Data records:
[START]

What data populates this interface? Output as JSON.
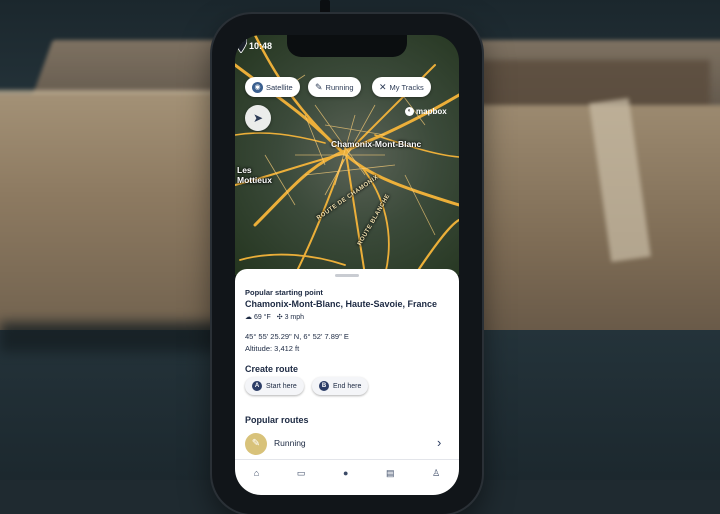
{
  "status": {
    "time": "10:48"
  },
  "map": {
    "chips": [
      {
        "label": "Satellite",
        "icon": "satellite-globe-icon"
      },
      {
        "label": "Running",
        "icon": "running-shoe-icon"
      },
      {
        "label": "My Tracks",
        "icon": "crossed-tracks-icon"
      }
    ],
    "locate_icon": "navigation-arrow-icon",
    "attribution": "mapbox",
    "labels": {
      "town": "Chamonix-Mont-Blanc",
      "village": "Les Mottieux"
    },
    "road_labels": [
      "ROUTE DE CHAMONIX",
      "ROUTE BLANCHE"
    ]
  },
  "sheet": {
    "eyebrow": "Popular starting point",
    "place": "Chamonix-Mont-Blanc, Haute-Savoie, France",
    "weather": {
      "temperature": "69 °F",
      "wind": "3 mph"
    },
    "coordinates": "45° 55' 25.29\" N, 6° 52' 7.89\" E",
    "altitude": "Altitude: 3,412 ft",
    "create_route": {
      "title": "Create route",
      "start": {
        "badge": "A",
        "label": "Start here"
      },
      "end": {
        "badge": "B",
        "label": "End here"
      }
    },
    "popular_routes": {
      "title": "Popular routes",
      "items": [
        {
          "label": "Running",
          "icon": "running-shoe-icon"
        }
      ]
    },
    "tabbar": [
      "home-icon",
      "list-icon",
      "record-icon",
      "car-icon",
      "profile-icon"
    ]
  },
  "colors": {
    "roads": "#f6b53a",
    "sheet_text": "#1c2942",
    "accent": "#2c3d66",
    "route_icon_bg": "#d8c27a"
  }
}
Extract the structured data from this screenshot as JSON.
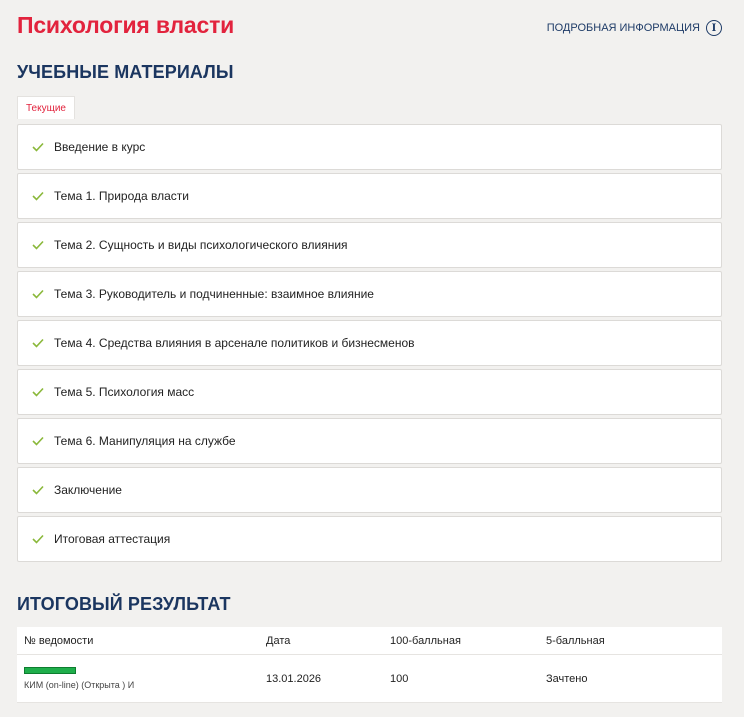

[END]

Direction:
Drop the pictures and reproduce the rest of the entries above exactly.

Final result:
What data populates this interface? Output as JSON.
{
  "status": {
    "time": "10:48"
  },
  "map": {
    "chips": [
      {
        "label": "Satellite",
        "icon": "satellite-globe-icon"
      },
      {
        "label": "Running",
        "icon": "running-shoe-icon"
      },
      {
        "label": "My Tracks",
        "icon": "crossed-tracks-icon"
      }
    ],
    "locate_icon": "navigation-arrow-icon",
    "attribution": "mapbox",
    "labels": {
      "town": "Chamonix-Mont-Blanc",
      "village": "Les Mottieux"
    },
    "road_labels": [
      "ROUTE DE CHAMONIX",
      "ROUTE BLANCHE"
    ]
  },
  "sheet": {
    "eyebrow": "Popular starting point",
    "place": "Chamonix-Mont-Blanc, Haute-Savoie, France",
    "weather": {
      "temperature": "69 °F",
      "wind": "3 mph"
    },
    "coordinates": "45° 55' 25.29\" N, 6° 52' 7.89\" E",
    "altitude": "Altitude: 3,412 ft",
    "create_route": {
      "title": "Create route",
      "start": {
        "badge": "A",
        "label": "Start here"
      },
      "end": {
        "badge": "B",
        "label": "End here"
      }
    },
    "popular_routes": {
      "title": "Popular routes",
      "items": [
        {
          "label": "Running",
          "icon": "running-shoe-icon"
        }
      ]
    },
    "tabbar": [
      "home-icon",
      "list-icon",
      "record-icon",
      "car-icon",
      "profile-icon"
    ]
  },
  "colors": {
    "roads": "#f6b53a",
    "sheet_text": "#1c2942",
    "accent": "#2c3d66",
    "route_icon_bg": "#d8c27a"
  }
}
Extract the structured data from this screenshot as JSON.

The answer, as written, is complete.